» Teks bacaan
Adapun para ulama’, maka mereka boleh berijtihad. Pintu ijtihad belum tertutup bagi mereka. Para ulama’ Ahlus Sunnah wal Jama’ah yang tergabung dalam Al-Lajnah Ad-Da’imah berfatwa dalam hal ini secara resmi, “Pintu ijtihad belum tertutup, bahkan masih terbuka bagi para ahli ilmu dan iman (para ulama’), serta memiliki ilmu tentang Kitabullah, dan Sunnah Rasul-Nya -Shollallahu ‘alaihi wasallam-, serta ucapan para salaf dari kalangan sahabat Nabi -Shallallahu ‘alaihi wa sallam-,dan orang-orang yang mengikuti mereka dalam kebaikan dari kalangan ulama’. Adapun orang yang tidak demikian halnya (yakni, bukan ulama’), maka kewajiban dirinya adalah bertanya kepada para ulama’ sebagaimana yang telah ditetapkan oleh para ulama’”. [Lihat Fatawa Al-Lajnah Ad-Da’imah (5/18)]
Jadi, pintu ijtihad masih terbuka bagi para ulama yang ahli, dan paham kaedah-kaedah syari’at; namun tertutup bagi orang-orang jahil.

» Cuplikan data
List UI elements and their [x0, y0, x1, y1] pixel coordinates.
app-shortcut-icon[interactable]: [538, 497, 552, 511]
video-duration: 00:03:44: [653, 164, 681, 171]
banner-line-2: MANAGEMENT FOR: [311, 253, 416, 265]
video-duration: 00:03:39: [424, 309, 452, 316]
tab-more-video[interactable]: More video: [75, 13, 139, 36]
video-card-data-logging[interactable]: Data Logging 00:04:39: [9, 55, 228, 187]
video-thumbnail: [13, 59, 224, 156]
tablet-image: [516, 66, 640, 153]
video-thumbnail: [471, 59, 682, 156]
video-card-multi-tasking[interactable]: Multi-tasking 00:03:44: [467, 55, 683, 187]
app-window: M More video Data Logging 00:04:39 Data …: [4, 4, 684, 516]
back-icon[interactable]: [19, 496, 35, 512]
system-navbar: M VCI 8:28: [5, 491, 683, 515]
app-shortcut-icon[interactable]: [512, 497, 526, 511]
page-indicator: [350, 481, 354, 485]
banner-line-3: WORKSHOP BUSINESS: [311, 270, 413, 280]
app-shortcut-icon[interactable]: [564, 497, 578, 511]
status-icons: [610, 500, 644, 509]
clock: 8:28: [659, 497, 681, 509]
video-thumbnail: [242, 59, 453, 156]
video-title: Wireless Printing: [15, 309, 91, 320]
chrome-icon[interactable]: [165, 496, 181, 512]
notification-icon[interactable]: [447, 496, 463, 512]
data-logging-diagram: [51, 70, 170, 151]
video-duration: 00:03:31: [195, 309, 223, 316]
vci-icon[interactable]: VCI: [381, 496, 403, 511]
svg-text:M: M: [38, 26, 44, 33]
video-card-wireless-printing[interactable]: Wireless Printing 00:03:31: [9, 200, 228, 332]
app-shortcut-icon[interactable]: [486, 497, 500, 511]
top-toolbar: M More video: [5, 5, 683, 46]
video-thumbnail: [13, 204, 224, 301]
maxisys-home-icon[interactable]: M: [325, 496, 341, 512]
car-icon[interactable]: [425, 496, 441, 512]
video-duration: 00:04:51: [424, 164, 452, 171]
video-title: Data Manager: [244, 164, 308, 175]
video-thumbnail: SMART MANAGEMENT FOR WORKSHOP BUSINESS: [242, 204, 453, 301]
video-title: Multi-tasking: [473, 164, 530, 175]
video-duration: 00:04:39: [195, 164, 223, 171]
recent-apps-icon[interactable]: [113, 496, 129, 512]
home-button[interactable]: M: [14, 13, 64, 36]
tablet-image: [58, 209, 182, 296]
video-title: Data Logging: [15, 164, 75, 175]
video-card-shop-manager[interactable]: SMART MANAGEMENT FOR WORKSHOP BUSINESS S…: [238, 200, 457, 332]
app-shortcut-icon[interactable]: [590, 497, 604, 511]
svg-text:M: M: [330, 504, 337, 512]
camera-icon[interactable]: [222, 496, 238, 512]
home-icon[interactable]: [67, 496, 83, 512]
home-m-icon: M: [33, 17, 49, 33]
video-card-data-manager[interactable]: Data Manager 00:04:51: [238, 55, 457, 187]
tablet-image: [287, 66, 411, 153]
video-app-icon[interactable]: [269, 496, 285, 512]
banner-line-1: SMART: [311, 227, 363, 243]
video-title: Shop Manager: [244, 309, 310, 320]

» Petunjuk tugas
(A) Jawablah tiga pertanyaan berikut berdasarkan teks tentang pintu ijtihad:
(i) Siapa yang secara resmi berfatwa bahwa pintu ijtihad belum tertutup?
(ii) Menurut fatwa itu, apa kewajiban orang yang bukan ulama’?
(iii) Menurut kalimat penutup, bagi siapa pintu ijtihad tertutup?
(B) Teruskan teks tentang pintu ijtihad mulai dari bagian setelah kalimat terakhirnya.

» Hasil
(A)
(i) Para ulama’ Ahlus Sunnah wal Jama’ah yang tergabung dalam Al-Lajnah Ad-Da’imah.
(ii) Bertanya kepada para ulama’.
(iii) Bagi orang-orang jahil.

(B)
Nabi -Shallallahu ‘alaihi wa sallam- bersabda,
إِذَا حَكَمَ الْحَاكِمُ, فَاجْتَهَدَ ثُمَّ أَصَابَ, فَلَهُ أَجْرَانِ. وَإِذَا حَكَمَ, فَاجْتَهَدَ ثُمَّ أَخْطَأَ, فَلَهُ أَجْرٌ
“Jika seorang hakim (ulama’) hendak memutuskan (suatu perkara), lalu ia berijtihad, kemudian ia benar, maka ia mendapatkan dua pahala. Jika mau memutuskan perkara, lalu ia berijtihad, kemudian keliru, maka ia akan mendapatkan satu pahala”. [HR. Al-Bukhoriy (7352), dan Muslim (1716)]
Dalam hadits ini Nabi -Shallallahu ‘alaihi wa sallam- tidak membatasi waktu bagi seorang hakim (ulama) dalam berijtihad. Selama mereka memiliki kemampuan berijtihad, maka pintu ijtihad terbuka bagi mereka, baik dulu, sekarang, maupun seterusnya.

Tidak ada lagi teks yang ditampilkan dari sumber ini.